* Task brief: Please quote the material exactly, every line of it.

* Data section:
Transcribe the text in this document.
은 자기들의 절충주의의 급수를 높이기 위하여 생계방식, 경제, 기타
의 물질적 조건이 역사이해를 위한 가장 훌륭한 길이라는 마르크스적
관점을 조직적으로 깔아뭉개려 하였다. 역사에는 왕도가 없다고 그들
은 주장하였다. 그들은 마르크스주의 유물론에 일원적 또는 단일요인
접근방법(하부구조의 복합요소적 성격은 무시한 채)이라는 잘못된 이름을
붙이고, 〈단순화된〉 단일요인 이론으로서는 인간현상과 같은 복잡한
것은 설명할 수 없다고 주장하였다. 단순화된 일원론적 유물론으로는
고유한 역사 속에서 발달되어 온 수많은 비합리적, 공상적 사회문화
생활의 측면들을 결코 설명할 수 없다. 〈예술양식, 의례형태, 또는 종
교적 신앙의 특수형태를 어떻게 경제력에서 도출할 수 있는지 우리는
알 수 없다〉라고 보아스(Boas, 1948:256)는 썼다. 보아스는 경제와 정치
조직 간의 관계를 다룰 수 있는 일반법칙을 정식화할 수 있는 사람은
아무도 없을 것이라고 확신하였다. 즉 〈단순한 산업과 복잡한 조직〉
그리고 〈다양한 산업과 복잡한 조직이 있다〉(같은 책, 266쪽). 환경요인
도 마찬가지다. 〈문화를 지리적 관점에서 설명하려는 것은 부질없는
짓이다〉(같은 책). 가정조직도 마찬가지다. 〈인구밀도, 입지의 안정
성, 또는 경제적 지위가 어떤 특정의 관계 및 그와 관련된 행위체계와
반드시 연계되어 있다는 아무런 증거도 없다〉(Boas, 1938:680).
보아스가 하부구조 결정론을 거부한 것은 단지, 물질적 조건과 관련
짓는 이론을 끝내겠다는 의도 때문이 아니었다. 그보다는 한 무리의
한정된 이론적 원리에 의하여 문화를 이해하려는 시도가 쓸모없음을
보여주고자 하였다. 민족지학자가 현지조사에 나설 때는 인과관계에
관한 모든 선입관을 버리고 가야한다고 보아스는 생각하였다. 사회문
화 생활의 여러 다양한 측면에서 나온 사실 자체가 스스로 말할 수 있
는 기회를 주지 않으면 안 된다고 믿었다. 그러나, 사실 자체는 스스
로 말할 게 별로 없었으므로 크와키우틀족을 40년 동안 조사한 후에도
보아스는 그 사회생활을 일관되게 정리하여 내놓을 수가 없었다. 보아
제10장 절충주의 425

* Written reply:
Transcribe the text in this document.
은 자기들의 절충주의의 급수를 높이기 위하여 생계방식, 경제, 기타
의 물질적 조건이 역사이해를 위한 가장 훌륭한 길이라는 마르크스적
관점을 조직적으로 깔아뭉개려 하였다. 역사에는 왕도가 없다고 그들
은 주장하였다. 그들은 마르크스주의 유물론에 일원적 또는 단일요인
접근방법(하부구조의 복합요소적 성격은 무시한 채)이라는 잘못된 이름을
붙이고, 〈단순화된〉 단일요인 이론으로서는 인간현상과 같은 복잡한
것은 설명할 수 없다고 주장하였다. 단순화된 일원론적 유물론으로는
고유한 역사 속에서 발달되어 온 수많은 비합리적, 공상적 사회문화
생활의 측면들을 결코 설명할 수 없다. 〈예술양식, 의례형태, 또는 종
교적 신앙의 특수형태를 어떻게 경제력에서 도출할 수 있는지 우리는
알 수 없다〉라고 보아스(Boas, 1948:256)는 썼다. 보아스는 경제와 정치
조직 간의 관계를 다룰 수 있는 일반법칙을 정식화할 수 있는 사람은
아무도 없을 것이라고 확신하였다. 즉 〈단순한 산업과 복잡한 조직〉
그리고 〈다양한 산업과 복잡한 조직이 있다〉(같은 책, 266쪽). 환경요인
도 마찬가지다. 〈문화를 지리적 관점에서 설명하려는 것은 부질없는
짓이다〉(같은 책). 가정조직도 마찬가지다. 〈인구밀도, 입지의 안정
성, 또는 경제적 지위가 어떤 특정의 관계 및 그와 관련된 행위체계와
반드시 연계되어 있다는 아무런 증거도 없다〉(Boas, 1938:680).
보아스가 하부구조 결정론을 거부한 것은 단지, 물질적 조건과 관련
짓는 이론을 끝내겠다는 의도 때문이 아니었다. 그보다는 한 무리의
한정된 이론적 원리에 의하여 문화를 이해하려는 시도가 쓸모없음을
보여주고자 하였다. 민족지학자가 현지조사에 나설 때는 인과관계에
관한 모든 선입관을 버리고 가야한다고 보아스는 생각하였다. 사회문
화 생활의 여러 다양한 측면에서 나온 사실 자체가 스스로 말할 수 있
는 기회를 주지 않으면 안 된다고 믿었다. 그러나, 사실 자체는 스스
로 말할 게 별로 없었으므로 크와키우틀족을 40년 동안 조사한 후에도
보아스는 그 사회생활을 일관되게 정리하여 내놓을 수가 없었다. 보아
제10장 절충주의 425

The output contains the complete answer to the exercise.